| Exercise description |
Exclude all pictures, then copy each of the records exactly as written.

#### Records for the task ####

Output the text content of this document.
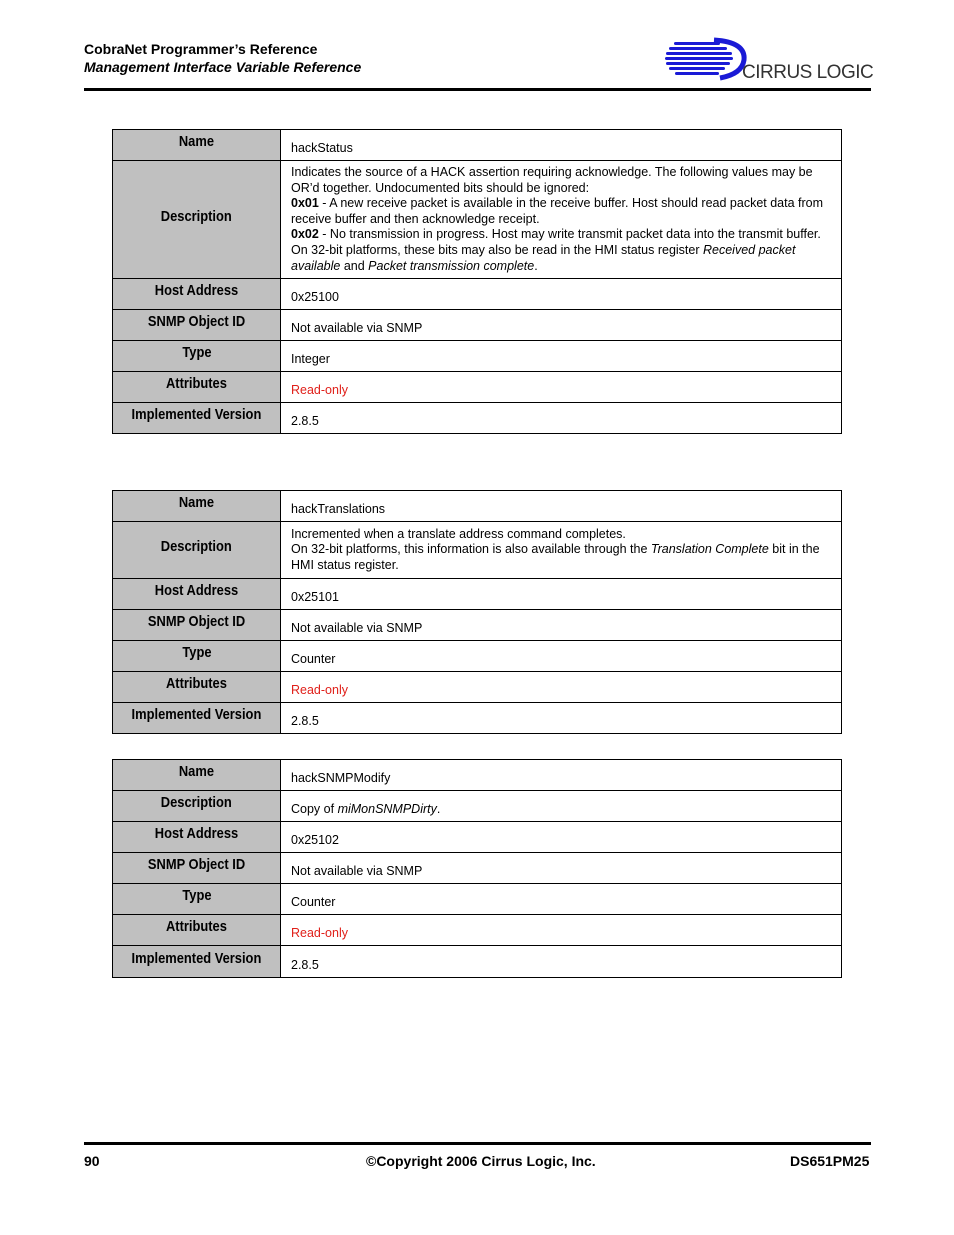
CobraNet Programmer’s Reference
Management Interface Variable Reference	CIRRUS LOGIC
Name	hackStatus
Description	Indicates the source of a HACK assertion requiring acknowledge. The following values may be OR’d together. Undocumented bits should be ignored:
0x01 - A new receive packet is available in the receive buffer. Host should read packet data from receive buffer and then acknowledge receipt.
0x02 - No transmission in progress. Host may write transmit packet data into the transmit buffer.
On 32-bit platforms, these bits may also be read in the HMI status register Received packet available and Packet transmission complete.

Host Address	0x25100
SNMP Object ID	Not available via SNMP
Type	Integer
Attributes	Read-only
Implemented Version	2.8.5
Name	hackTranslations
Description	Incremented when a translate address command completes.
On 32-bit platforms, this information is also available through the Translation Complete bit in the HMI status register.

Host Address	0x25101
SNMP Object ID	Not available via SNMP
Type	Counter
Attributes	Read-only
Implemented Version	2.8.5
Name	hackSNMPModify
Description	Copy of miMonSNMPDirty.
Host Address	0x25102
SNMP Object ID	Not available via SNMP
Type	Counter
Attributes	Read-only
Implemented Version	2.8.5
90	©Copyright 2006 Cirrus Logic, Inc.	DS651PM25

####

| Problem solution |
Output the text content of this document.
CobraNet Programmer’s Reference
Management Interface Variable Reference	CIRRUS LOGIC
Name	hackStatus
Description	Indicates the source of a HACK assertion requiring acknowledge. The following values may be OR’d together. Undocumented bits should be ignored:
0x01 - A new receive packet is available in the receive buffer. Host should read packet data from receive buffer and then acknowledge receipt.
0x02 - No transmission in progress. Host may write transmit packet data into the transmit buffer.
On 32-bit platforms, these bits may also be read in the HMI status register Received packet available and Packet transmission complete.

Host Address	0x25100
SNMP Object ID	Not available via SNMP
Type	Integer
Attributes	Read-only
Implemented Version	2.8.5
Name	hackTranslations
Description	Incremented when a translate address command completes.
On 32-bit platforms, this information is also available through the Translation Complete bit in the HMI status register.

Host Address	0x25101
SNMP Object ID	Not available via SNMP
Type	Counter
Attributes	Read-only
Implemented Version	2.8.5
Name	hackSNMPModify
Description	Copy of miMonSNMPDirty.
Host Address	0x25102
SNMP Object ID	Not available via SNMP
Type	Counter
Attributes	Read-only
Implemented Version	2.8.5
90	©Copyright 2006 Cirrus Logic, Inc.	DS651PM25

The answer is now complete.